▶ _Rows from a figure dataset_:
— start —

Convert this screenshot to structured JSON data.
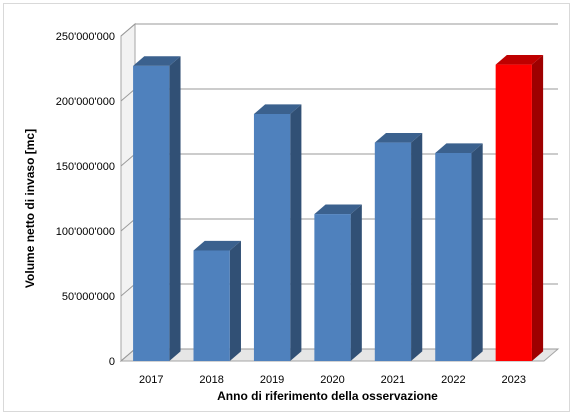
{
  "chart_data": {
    "type": "bar",
    "title": "",
    "xlabel": "Anno di riferimento della osservazione",
    "ylabel": "Volume netto di invaso [mc]",
    "categories": [
      "2017",
      "2018",
      "2019",
      "2020",
      "2021",
      "2022",
      "2023"
    ],
    "values": [
      227000000,
      85000000,
      190000000,
      113000000,
      168000000,
      160000000,
      228000000
    ],
    "ylim": [
      0,
      250000000
    ],
    "yticks": [
      0,
      50000000,
      100000000,
      150000000,
      200000000,
      250000000
    ],
    "ytick_labels": [
      "0",
      "50'000'000",
      "100'000'000",
      "150'000'000",
      "200'000'000",
      "250'000'000"
    ],
    "grid": true,
    "style": "3d-column",
    "colors": {
      "default_bar": "#4f81bd",
      "highlight_bar": "#ff0000",
      "gridline": "#999999"
    },
    "highlight_index": 6
  }
}
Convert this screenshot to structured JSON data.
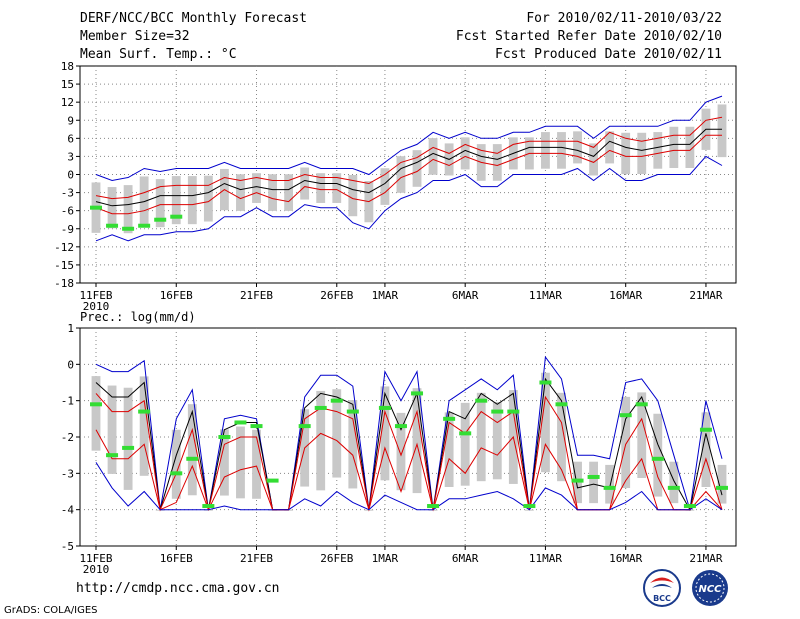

— end —

▶ _Required task_:
Retype every entry verbatim and exclude the pictures from the copy.

▶ _Solution to this problem_:
Convert this screenshot to structured JSON data.
{
  "chart_data": {
    "type": "bar",
    "title": "",
    "xlabel": "Anno di riferimento della osservazione",
    "ylabel": "Volume netto di invaso [mc]",
    "categories": [
      "2017",
      "2018",
      "2019",
      "2020",
      "2021",
      "2022",
      "2023"
    ],
    "values": [
      227000000,
      85000000,
      190000000,
      113000000,
      168000000,
      160000000,
      228000000
    ],
    "ylim": [
      0,
      250000000
    ],
    "yticks": [
      0,
      50000000,
      100000000,
      150000000,
      200000000,
      250000000
    ],
    "ytick_labels": [
      "0",
      "50'000'000",
      "100'000'000",
      "150'000'000",
      "200'000'000",
      "250'000'000"
    ],
    "grid": true,
    "style": "3d-column",
    "colors": {
      "default_bar": "#4f81bd",
      "highlight_bar": "#ff0000",
      "gridline": "#999999"
    },
    "highlight_index": 6
  }
}
Convert this screenshot to structured JSON data.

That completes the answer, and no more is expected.